### RECORDS:
────────

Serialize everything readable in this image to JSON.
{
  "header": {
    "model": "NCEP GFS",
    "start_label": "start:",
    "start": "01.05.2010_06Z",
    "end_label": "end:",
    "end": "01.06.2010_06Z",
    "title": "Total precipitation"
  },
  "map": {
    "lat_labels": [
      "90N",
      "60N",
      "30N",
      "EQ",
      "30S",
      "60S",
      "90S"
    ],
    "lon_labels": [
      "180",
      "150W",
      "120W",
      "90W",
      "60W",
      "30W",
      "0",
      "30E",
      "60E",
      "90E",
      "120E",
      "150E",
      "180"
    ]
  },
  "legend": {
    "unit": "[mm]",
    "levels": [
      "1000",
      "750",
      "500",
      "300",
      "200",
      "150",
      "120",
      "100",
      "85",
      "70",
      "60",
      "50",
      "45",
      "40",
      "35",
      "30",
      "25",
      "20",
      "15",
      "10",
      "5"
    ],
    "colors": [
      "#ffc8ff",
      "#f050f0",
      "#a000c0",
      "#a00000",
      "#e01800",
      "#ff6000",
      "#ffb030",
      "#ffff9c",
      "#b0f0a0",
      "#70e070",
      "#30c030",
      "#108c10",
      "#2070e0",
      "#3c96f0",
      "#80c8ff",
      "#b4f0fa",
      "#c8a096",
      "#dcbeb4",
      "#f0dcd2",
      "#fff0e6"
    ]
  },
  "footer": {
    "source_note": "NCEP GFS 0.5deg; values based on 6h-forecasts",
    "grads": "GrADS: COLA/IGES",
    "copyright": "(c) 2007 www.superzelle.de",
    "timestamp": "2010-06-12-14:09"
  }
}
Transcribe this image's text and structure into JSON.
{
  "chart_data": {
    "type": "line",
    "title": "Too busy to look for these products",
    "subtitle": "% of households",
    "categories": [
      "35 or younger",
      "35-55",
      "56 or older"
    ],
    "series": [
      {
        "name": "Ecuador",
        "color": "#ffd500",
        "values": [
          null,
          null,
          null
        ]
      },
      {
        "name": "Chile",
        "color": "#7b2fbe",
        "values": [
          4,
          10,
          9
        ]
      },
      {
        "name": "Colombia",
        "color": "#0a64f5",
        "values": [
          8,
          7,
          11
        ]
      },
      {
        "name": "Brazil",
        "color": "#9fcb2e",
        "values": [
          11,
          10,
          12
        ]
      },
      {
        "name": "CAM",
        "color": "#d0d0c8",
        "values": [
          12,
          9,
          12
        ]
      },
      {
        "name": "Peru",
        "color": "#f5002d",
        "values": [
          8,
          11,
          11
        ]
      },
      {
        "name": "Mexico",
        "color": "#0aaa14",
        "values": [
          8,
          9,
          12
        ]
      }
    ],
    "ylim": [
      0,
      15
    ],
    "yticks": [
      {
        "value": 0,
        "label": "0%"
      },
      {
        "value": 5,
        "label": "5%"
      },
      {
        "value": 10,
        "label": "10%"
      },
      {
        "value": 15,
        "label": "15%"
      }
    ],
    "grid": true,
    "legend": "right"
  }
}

────────

### WHAT THE TASK ASKS:
Each line in the entries above that includes the string "start" should be extracted.

### RESPONSE BELOW:
    "start_label": "start:",
    "start": "01.05.2010_06Z",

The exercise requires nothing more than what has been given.